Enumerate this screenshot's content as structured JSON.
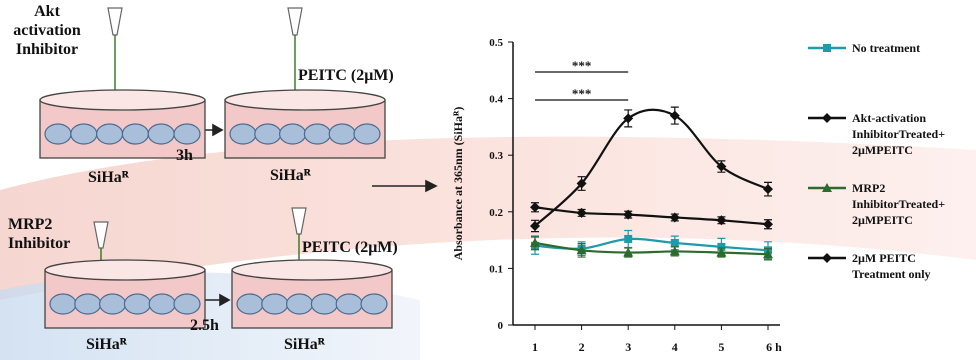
{
  "diagram": {
    "top": {
      "inhibitor": "Akt activation Inhibitor",
      "treatment": "PEITC (2μM)",
      "time": "3h",
      "cell_left": "SiHaᴿ",
      "cell_right": "SiHaᴿ"
    },
    "bottom": {
      "inhibitor": "MRP2 Inhibitor",
      "treatment": "PEITC (2μM)",
      "time": "2.5h",
      "cell_left": "SiHaᴿ",
      "cell_right": "SiHaᴿ"
    }
  },
  "chart_data": {
    "type": "line",
    "y_label": "Absorbance at 365nm (SiHaᴿ)",
    "categories": [
      "1",
      "2",
      "3",
      "4",
      "5",
      "6 h"
    ],
    "ylim": [
      0,
      0.5
    ],
    "yticks": [
      0,
      0.1,
      0.2,
      0.3,
      0.4,
      0.5
    ],
    "annotations": [
      "***",
      "***"
    ],
    "series": [
      {
        "name": "No treatment",
        "color": "#1f9aa8",
        "marker": "square",
        "values": [
          0.14,
          0.135,
          0.152,
          0.145,
          0.138,
          0.132
        ],
        "errors": [
          0.015,
          0.012,
          0.015,
          0.012,
          0.015,
          0.015
        ]
      },
      {
        "name": "Akt-activation InhibitorTreated+ 2µMPEITC",
        "color": "#111111",
        "marker": "diamond",
        "values": [
          0.175,
          0.25,
          0.365,
          0.37,
          0.28,
          0.24
        ],
        "errors": [
          0.01,
          0.012,
          0.015,
          0.015,
          0.01,
          0.012
        ]
      },
      {
        "name": "MRP2 InhibitorTreated+ 2µMPEITC",
        "color": "#2d6a2d",
        "marker": "triangle",
        "values": [
          0.145,
          0.132,
          0.128,
          0.13,
          0.128,
          0.125
        ],
        "errors": [
          0.012,
          0.012,
          0.008,
          0.008,
          0.008,
          0.01
        ]
      },
      {
        "name": "2µM PEITC Treatment only",
        "color": "#111111",
        "marker": "diamond",
        "values": [
          0.208,
          0.198,
          0.195,
          0.19,
          0.185,
          0.178
        ],
        "errors": [
          0.008,
          0.006,
          0.006,
          0.006,
          0.006,
          0.008
        ]
      }
    ]
  }
}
• • • •
• TASK GOAL:
All of the entries need to be transcribed word for word; pictures are left out.

• ANSWER TO THIS TASK:
Enumerate this screenshot's content as structured JSON.
{
  "diagram": {
    "top": {
      "inhibitor": "Akt activation Inhibitor",
      "treatment": "PEITC (2μM)",
      "time": "3h",
      "cell_left": "SiHaᴿ",
      "cell_right": "SiHaᴿ"
    },
    "bottom": {
      "inhibitor": "MRP2 Inhibitor",
      "treatment": "PEITC (2μM)",
      "time": "2.5h",
      "cell_left": "SiHaᴿ",
      "cell_right": "SiHaᴿ"
    }
  },
  "chart_data": {
    "type": "line",
    "y_label": "Absorbance at 365nm (SiHaᴿ)",
    "categories": [
      "1",
      "2",
      "3",
      "4",
      "5",
      "6 h"
    ],
    "ylim": [
      0,
      0.5
    ],
    "yticks": [
      0,
      0.1,
      0.2,
      0.3,
      0.4,
      0.5
    ],
    "annotations": [
      "***",
      "***"
    ],
    "series": [
      {
        "name": "No treatment",
        "color": "#1f9aa8",
        "marker": "square",
        "values": [
          0.14,
          0.135,
          0.152,
          0.145,
          0.138,
          0.132
        ],
        "errors": [
          0.015,
          0.012,
          0.015,
          0.012,
          0.015,
          0.015
        ]
      },
      {
        "name": "Akt-activation InhibitorTreated+ 2µMPEITC",
        "color": "#111111",
        "marker": "diamond",
        "values": [
          0.175,
          0.25,
          0.365,
          0.37,
          0.28,
          0.24
        ],
        "errors": [
          0.01,
          0.012,
          0.015,
          0.015,
          0.01,
          0.012
        ]
      },
      {
        "name": "MRP2 InhibitorTreated+ 2µMPEITC",
        "color": "#2d6a2d",
        "marker": "triangle",
        "values": [
          0.145,
          0.132,
          0.128,
          0.13,
          0.128,
          0.125
        ],
        "errors": [
          0.012,
          0.012,
          0.008,
          0.008,
          0.008,
          0.01
        ]
      },
      {
        "name": "2µM PEITC Treatment only",
        "color": "#111111",
        "marker": "diamond",
        "values": [
          0.208,
          0.198,
          0.195,
          0.19,
          0.185,
          0.178
        ],
        "errors": [
          0.008,
          0.006,
          0.006,
          0.006,
          0.006,
          0.008
        ]
      }
    ]
  }
}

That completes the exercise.